Objective:
Identify every line in the records below that contains the word "this", and copy each of those lines.

+++ Information shown

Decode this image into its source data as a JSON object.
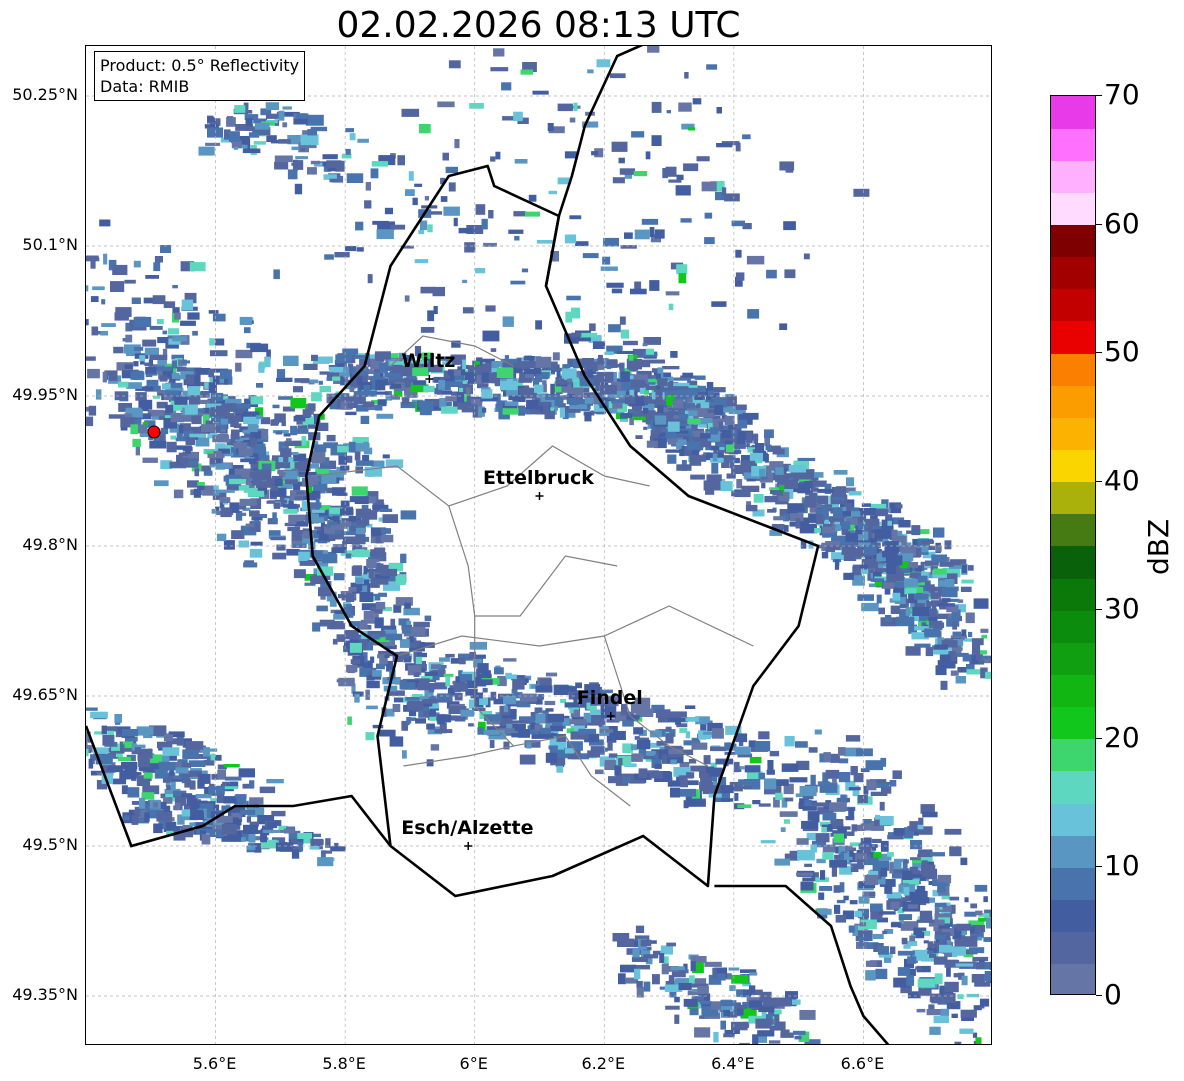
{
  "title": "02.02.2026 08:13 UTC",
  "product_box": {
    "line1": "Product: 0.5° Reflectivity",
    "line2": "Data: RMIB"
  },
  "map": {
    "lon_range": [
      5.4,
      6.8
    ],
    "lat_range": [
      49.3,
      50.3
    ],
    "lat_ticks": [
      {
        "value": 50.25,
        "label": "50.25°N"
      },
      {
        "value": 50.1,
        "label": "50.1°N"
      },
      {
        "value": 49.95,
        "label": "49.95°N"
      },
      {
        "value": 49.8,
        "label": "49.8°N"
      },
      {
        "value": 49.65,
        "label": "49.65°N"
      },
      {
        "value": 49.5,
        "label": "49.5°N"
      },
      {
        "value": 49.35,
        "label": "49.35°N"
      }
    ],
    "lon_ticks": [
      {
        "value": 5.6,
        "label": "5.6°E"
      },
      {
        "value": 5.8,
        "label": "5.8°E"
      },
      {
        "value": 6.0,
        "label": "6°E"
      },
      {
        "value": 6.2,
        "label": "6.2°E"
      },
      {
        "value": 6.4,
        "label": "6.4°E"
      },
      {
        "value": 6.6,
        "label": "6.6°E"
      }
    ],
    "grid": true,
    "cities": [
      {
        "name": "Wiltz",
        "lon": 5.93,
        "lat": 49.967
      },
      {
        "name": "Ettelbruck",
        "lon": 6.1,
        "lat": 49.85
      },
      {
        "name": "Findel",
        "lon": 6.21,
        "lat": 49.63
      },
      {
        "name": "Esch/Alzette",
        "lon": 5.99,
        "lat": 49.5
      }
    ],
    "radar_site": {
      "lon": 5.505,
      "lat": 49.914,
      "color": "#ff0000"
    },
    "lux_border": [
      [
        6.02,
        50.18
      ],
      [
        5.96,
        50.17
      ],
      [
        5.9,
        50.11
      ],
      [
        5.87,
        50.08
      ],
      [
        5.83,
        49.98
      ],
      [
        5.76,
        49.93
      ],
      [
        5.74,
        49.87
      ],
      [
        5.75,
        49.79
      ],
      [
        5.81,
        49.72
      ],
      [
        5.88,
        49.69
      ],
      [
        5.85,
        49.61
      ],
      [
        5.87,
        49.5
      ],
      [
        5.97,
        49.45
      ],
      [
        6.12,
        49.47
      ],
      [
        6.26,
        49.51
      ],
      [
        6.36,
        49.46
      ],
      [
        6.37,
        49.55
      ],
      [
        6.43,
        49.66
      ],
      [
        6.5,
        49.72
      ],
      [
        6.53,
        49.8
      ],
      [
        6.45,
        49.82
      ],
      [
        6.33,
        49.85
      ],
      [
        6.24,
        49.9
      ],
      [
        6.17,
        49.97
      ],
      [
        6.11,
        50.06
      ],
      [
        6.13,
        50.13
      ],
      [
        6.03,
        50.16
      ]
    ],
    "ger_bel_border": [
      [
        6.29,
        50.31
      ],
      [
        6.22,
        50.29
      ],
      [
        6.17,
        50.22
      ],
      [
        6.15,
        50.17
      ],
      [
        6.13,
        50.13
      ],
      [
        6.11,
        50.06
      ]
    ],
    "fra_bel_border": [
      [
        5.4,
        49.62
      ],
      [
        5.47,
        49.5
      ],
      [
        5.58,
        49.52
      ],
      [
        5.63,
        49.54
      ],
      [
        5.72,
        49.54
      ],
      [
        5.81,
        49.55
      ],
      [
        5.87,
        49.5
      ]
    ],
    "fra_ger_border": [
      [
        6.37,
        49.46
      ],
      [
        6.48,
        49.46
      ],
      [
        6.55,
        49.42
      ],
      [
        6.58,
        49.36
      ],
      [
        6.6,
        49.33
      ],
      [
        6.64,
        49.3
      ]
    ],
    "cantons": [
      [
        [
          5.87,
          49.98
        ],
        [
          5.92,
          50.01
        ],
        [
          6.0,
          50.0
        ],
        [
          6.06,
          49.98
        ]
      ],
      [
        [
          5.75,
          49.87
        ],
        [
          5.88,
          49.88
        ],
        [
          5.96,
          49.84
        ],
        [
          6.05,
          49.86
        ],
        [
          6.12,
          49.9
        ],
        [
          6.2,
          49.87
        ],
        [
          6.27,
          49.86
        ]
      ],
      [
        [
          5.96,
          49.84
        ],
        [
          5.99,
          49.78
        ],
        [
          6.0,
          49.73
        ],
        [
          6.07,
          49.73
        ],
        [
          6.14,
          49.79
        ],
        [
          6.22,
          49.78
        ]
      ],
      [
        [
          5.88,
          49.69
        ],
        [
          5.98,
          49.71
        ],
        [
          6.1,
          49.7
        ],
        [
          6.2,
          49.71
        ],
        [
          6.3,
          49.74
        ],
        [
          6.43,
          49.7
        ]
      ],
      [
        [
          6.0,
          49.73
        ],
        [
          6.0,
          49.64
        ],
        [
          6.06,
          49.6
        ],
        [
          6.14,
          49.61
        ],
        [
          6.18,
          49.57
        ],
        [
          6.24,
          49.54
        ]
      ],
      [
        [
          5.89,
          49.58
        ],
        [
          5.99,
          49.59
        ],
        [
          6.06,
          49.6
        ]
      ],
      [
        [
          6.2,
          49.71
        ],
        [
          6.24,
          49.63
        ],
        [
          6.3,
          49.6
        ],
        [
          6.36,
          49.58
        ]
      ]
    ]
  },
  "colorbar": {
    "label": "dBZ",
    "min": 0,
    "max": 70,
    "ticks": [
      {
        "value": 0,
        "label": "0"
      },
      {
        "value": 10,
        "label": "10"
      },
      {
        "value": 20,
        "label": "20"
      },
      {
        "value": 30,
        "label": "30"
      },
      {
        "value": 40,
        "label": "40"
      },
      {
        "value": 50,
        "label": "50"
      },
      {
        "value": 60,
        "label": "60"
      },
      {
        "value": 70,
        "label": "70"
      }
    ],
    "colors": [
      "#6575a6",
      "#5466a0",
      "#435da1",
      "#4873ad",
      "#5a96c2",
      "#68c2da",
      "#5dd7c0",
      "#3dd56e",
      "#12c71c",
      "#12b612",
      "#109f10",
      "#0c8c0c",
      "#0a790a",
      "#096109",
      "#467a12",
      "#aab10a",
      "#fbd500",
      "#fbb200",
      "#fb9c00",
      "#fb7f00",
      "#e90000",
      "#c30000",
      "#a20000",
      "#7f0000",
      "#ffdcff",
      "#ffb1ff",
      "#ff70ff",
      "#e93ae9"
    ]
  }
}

++++++
+++ Information shown

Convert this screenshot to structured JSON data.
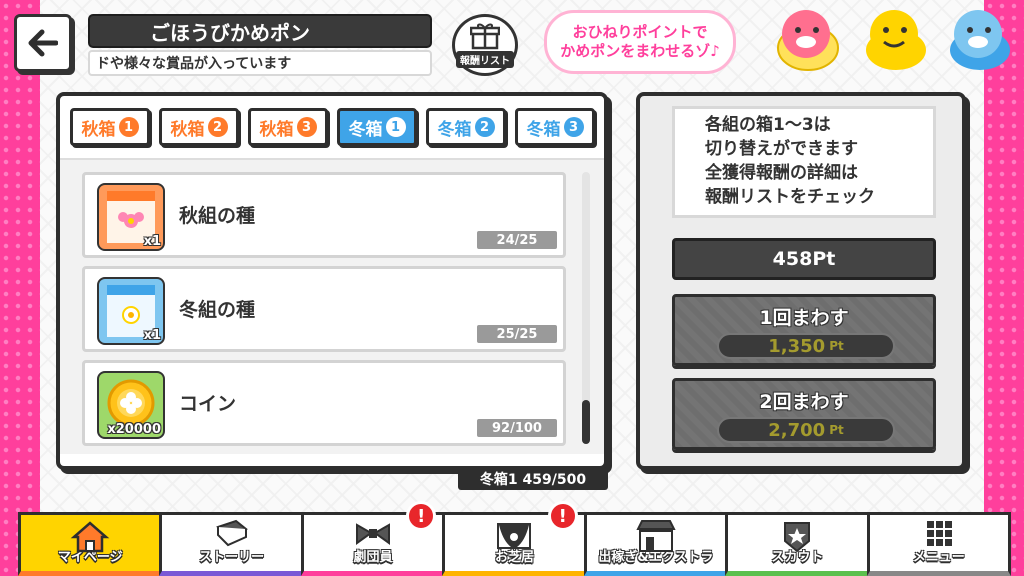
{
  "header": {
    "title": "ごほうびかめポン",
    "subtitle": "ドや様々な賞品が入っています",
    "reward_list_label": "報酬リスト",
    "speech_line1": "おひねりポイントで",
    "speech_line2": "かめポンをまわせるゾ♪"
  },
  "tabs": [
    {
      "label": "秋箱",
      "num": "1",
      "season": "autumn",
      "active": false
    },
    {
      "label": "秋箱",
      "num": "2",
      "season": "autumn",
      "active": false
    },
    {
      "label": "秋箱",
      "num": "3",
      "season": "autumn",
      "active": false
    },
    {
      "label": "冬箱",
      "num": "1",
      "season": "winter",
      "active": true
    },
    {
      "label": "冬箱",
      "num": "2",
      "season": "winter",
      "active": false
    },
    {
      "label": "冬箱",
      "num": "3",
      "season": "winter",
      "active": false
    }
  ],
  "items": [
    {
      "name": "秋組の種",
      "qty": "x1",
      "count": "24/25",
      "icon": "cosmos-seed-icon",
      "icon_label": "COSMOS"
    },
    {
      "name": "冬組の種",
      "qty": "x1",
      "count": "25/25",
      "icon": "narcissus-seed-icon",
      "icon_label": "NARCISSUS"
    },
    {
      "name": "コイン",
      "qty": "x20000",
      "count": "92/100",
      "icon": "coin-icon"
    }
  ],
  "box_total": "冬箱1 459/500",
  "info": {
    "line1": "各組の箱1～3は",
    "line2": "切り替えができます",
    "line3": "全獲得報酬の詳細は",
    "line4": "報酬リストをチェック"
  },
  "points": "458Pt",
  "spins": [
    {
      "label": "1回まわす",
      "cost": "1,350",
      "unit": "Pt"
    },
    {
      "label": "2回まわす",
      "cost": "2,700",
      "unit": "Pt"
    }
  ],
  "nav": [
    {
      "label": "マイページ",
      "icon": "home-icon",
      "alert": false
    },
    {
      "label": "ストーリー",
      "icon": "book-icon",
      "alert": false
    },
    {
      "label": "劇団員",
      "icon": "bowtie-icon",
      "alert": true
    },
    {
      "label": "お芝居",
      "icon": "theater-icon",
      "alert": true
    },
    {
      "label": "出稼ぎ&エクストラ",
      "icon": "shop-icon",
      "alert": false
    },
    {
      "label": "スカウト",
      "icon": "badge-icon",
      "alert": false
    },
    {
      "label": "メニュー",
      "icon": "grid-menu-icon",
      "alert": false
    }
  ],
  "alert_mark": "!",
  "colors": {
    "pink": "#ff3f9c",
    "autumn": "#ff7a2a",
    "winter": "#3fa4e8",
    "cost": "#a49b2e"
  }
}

++++++

The response:
Decode this image into its source data as a JSON object.
Convert this screenshot to structured JSON data.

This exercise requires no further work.